Task to carry out:
Output the data that follows exactly, line for line.

————————

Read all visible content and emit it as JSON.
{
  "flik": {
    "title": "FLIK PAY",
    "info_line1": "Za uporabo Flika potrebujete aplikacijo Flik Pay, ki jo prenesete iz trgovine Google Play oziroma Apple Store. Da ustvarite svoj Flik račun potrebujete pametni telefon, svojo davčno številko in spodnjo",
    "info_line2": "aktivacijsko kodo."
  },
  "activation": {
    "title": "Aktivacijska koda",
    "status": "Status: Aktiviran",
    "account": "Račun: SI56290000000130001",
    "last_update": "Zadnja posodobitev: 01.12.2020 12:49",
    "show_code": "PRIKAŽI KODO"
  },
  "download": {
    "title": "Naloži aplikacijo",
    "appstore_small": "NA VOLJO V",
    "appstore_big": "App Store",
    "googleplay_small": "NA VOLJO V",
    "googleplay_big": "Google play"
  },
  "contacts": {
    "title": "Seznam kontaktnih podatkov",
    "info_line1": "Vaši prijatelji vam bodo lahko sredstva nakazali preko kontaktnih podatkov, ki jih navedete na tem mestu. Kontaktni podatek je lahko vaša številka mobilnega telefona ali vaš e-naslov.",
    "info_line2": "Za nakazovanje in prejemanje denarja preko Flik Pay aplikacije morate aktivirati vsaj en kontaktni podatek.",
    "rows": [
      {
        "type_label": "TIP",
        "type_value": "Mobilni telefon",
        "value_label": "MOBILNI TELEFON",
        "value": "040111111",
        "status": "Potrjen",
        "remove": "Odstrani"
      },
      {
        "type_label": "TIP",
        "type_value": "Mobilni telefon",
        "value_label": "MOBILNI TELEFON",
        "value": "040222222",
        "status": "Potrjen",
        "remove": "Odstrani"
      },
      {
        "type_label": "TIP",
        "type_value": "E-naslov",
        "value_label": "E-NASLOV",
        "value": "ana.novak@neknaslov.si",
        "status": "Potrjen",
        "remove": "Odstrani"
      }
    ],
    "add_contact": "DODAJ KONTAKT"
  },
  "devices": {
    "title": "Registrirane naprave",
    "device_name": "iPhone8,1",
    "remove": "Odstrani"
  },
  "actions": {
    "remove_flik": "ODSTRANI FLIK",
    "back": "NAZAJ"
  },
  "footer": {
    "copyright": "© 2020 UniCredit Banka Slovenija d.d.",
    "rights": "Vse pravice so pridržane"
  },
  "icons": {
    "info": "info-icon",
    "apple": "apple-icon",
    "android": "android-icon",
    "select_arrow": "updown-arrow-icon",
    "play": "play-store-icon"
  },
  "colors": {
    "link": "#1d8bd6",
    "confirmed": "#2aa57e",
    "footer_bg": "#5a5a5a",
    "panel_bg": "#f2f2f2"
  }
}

————————

Task response:
Read all visible content and emit it as JSON.
{
  "flik": {
    "title": "FLIK PAY",
    "info_line1": "Za uporabo Flika potrebujete aplikacijo Flik Pay, ki jo prenesete iz trgovine Google Play oziroma Apple Store. Da ustvarite svoj Flik račun potrebujete pametni telefon, svojo davčno številko in spodnjo",
    "info_line2": "aktivacijsko kodo."
  },
  "activation": {
    "title": "Aktivacijska koda",
    "status": "Status: Aktiviran",
    "account": "Račun: SI56290000000130001",
    "last_update": "Zadnja posodobitev: 01.12.2020 12:49",
    "show_code": "PRIKAŽI KODO"
  },
  "download": {
    "title": "Naloži aplikacijo",
    "appstore_small": "NA VOLJO V",
    "appstore_big": "App Store",
    "googleplay_small": "NA VOLJO V",
    "googleplay_big": "Google play"
  },
  "contacts": {
    "title": "Seznam kontaktnih podatkov",
    "info_line1": "Vaši prijatelji vam bodo lahko sredstva nakazali preko kontaktnih podatkov, ki jih navedete na tem mestu. Kontaktni podatek je lahko vaša številka mobilnega telefona ali vaš e-naslov.",
    "info_line2": "Za nakazovanje in prejemanje denarja preko Flik Pay aplikacije morate aktivirati vsaj en kontaktni podatek.",
    "rows": [
      {
        "type_label": "TIP",
        "type_value": "Mobilni telefon",
        "value_label": "MOBILNI TELEFON",
        "value": "040111111",
        "status": "Potrjen",
        "remove": "Odstrani"
      },
      {
        "type_label": "TIP",
        "type_value": "Mobilni telefon",
        "value_label": "MOBILNI TELEFON",
        "value": "040222222",
        "status": "Potrjen",
        "remove": "Odstrani"
      },
      {
        "type_label": "TIP",
        "type_value": "E-naslov",
        "value_label": "E-NASLOV",
        "value": "ana.novak@neknaslov.si",
        "status": "Potrjen",
        "remove": "Odstrani"
      }
    ],
    "add_contact": "DODAJ KONTAKT"
  },
  "devices": {
    "title": "Registrirane naprave",
    "device_name": "iPhone8,1",
    "remove": "Odstrani"
  },
  "actions": {
    "remove_flik": "ODSTRANI FLIK",
    "back": "NAZAJ"
  },
  "footer": {
    "copyright": "© 2020 UniCredit Banka Slovenija d.d.",
    "rights": "Vse pravice so pridržane"
  },
  "icons": {
    "info": "info-icon",
    "apple": "apple-icon",
    "android": "android-icon",
    "select_arrow": "updown-arrow-icon",
    "play": "play-store-icon"
  },
  "colors": {
    "link": "#1d8bd6",
    "confirmed": "#2aa57e",
    "footer_bg": "#5a5a5a",
    "panel_bg": "#f2f2f2"
  }
}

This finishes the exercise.